RECORDS FOR THE TASK
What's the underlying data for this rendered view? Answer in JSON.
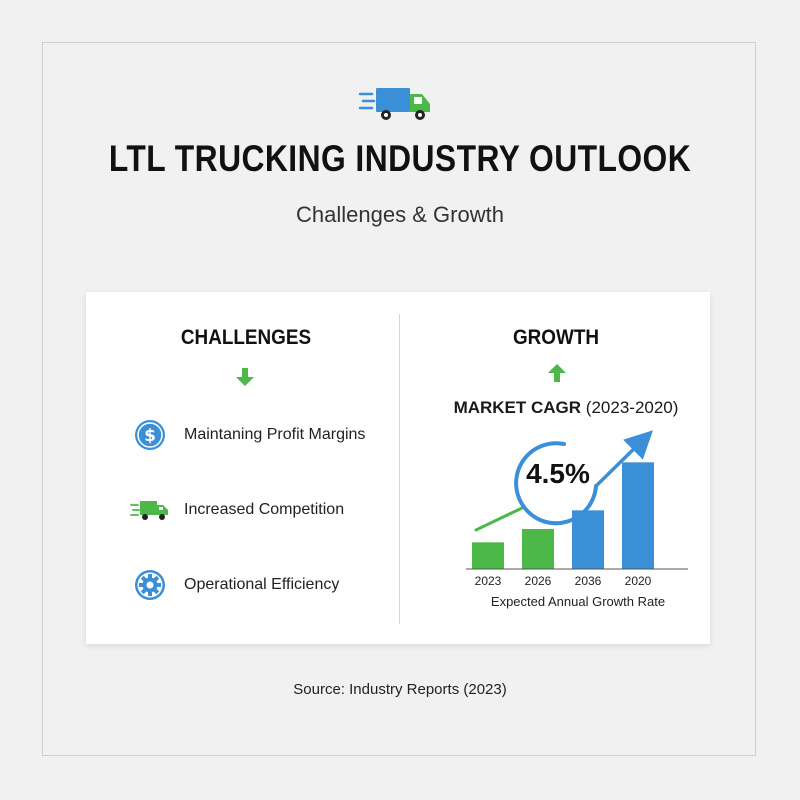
{
  "header": {
    "icon": "delivery-truck-icon",
    "title": "LTL TRUCKING INDUSTRY OUTLOOK",
    "subtitle": "Challenges & Growth"
  },
  "challenges": {
    "heading": "CHALLENGES",
    "arrow_icon": "arrow-down-icon",
    "items": [
      {
        "icon": "dollar-icon",
        "label": "Maintaning Profit Margins"
      },
      {
        "icon": "truck-icon",
        "label": "Increased Competition"
      },
      {
        "icon": "gear-icon",
        "label": "Operational Efficiency"
      }
    ]
  },
  "growth": {
    "heading": "GROWTH",
    "arrow_icon": "arrow-up-icon",
    "market_label": "MARKET CAGR",
    "market_range": "(2023-2020)"
  },
  "chart_data": {
    "type": "bar",
    "categories": [
      "2023",
      "2026",
      "2036",
      "2020"
    ],
    "values": [
      1.0,
      1.5,
      2.2,
      4.0
    ],
    "ylim": [
      0,
      4.5
    ],
    "colors": [
      "#4cb848",
      "#4cb848",
      "#3a8fd6",
      "#3a8fd6"
    ],
    "highlight": "4.5%",
    "xlabel": "Expected Annual Growth Rate"
  },
  "colors": {
    "green": "#4cb848",
    "blue": "#3a8fd6"
  },
  "footer": {
    "source": "Source: Industry Reports (2023)"
  }
}
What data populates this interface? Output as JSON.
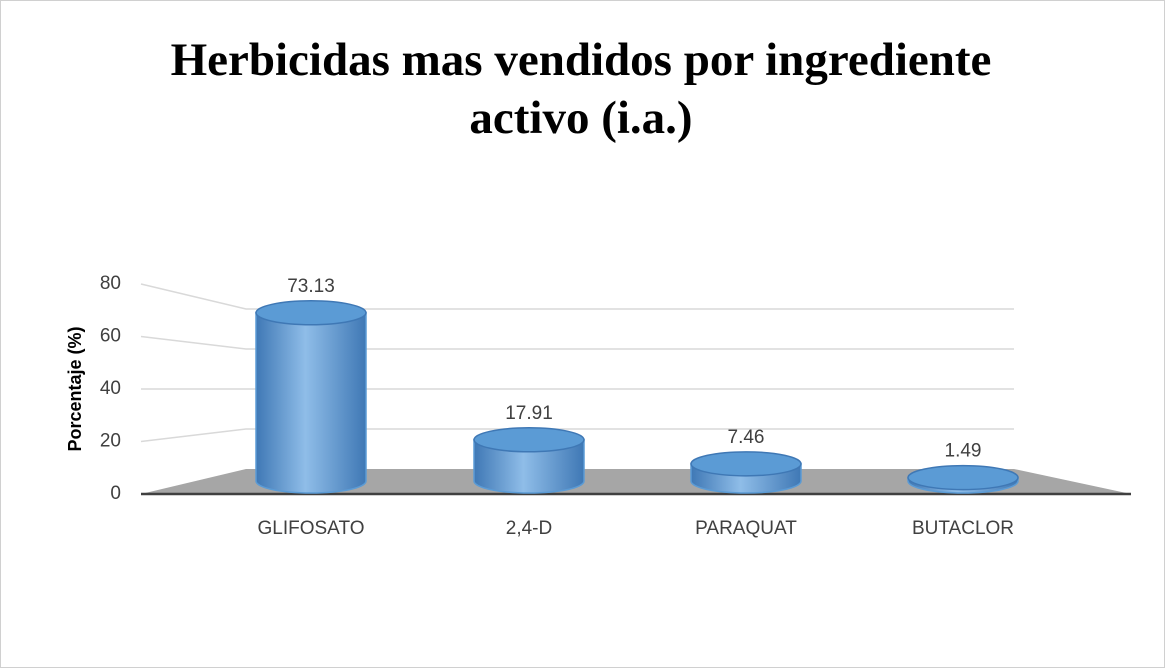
{
  "chart_data": {
    "type": "bar",
    "title": "Herbicidas mas  vendidos por ingrediente activo (i.a.)",
    "y_label": "Porcentaje (%)",
    "categories": [
      "GLIFOSATO",
      "2,4-D",
      "PARAQUAT",
      "BUTACLOR"
    ],
    "values": [
      73.13,
      17.91,
      7.46,
      1.49
    ],
    "color": "#5b9bd5",
    "ylim": [
      0,
      80
    ],
    "yticks": [
      0,
      20,
      40,
      60,
      80
    ],
    "grid": true
  }
}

EXERCISE DESCRIPTION
Above are the records; reproduce them exactly and leave out the pictures.

WRITTEN ANSWER
What's the underlying data for this rendered view? Answer in JSON.
{
  "header": {
    "icon": "delivery-truck-icon",
    "title": "LTL TRUCKING INDUSTRY OUTLOOK",
    "subtitle": "Challenges & Growth"
  },
  "challenges": {
    "heading": "CHALLENGES",
    "arrow_icon": "arrow-down-icon",
    "items": [
      {
        "icon": "dollar-icon",
        "label": "Maintaning Profit Margins"
      },
      {
        "icon": "truck-icon",
        "label": "Increased Competition"
      },
      {
        "icon": "gear-icon",
        "label": "Operational Efficiency"
      }
    ]
  },
  "growth": {
    "heading": "GROWTH",
    "arrow_icon": "arrow-up-icon",
    "market_label": "MARKET CAGR",
    "market_range": "(2023-2020)"
  },
  "chart_data": {
    "type": "bar",
    "categories": [
      "2023",
      "2026",
      "2036",
      "2020"
    ],
    "values": [
      1.0,
      1.5,
      2.2,
      4.0
    ],
    "ylim": [
      0,
      4.5
    ],
    "colors": [
      "#4cb848",
      "#4cb848",
      "#3a8fd6",
      "#3a8fd6"
    ],
    "highlight": "4.5%",
    "xlabel": "Expected Annual Growth Rate"
  },
  "colors": {
    "green": "#4cb848",
    "blue": "#3a8fd6"
  },
  "footer": {
    "source": "Source: Industry Reports (2023)"
  }
}
What data populates this interface? Output as JSON.
{
  "chart_data": {
    "type": "bar",
    "title": "Herbicidas mas  vendidos por ingrediente activo (i.a.)",
    "y_label": "Porcentaje (%)",
    "categories": [
      "GLIFOSATO",
      "2,4-D",
      "PARAQUAT",
      "BUTACLOR"
    ],
    "values": [
      73.13,
      17.91,
      7.46,
      1.49
    ],
    "color": "#5b9bd5",
    "ylim": [
      0,
      80
    ],
    "yticks": [
      0,
      20,
      40,
      60,
      80
    ],
    "grid": true
  }
}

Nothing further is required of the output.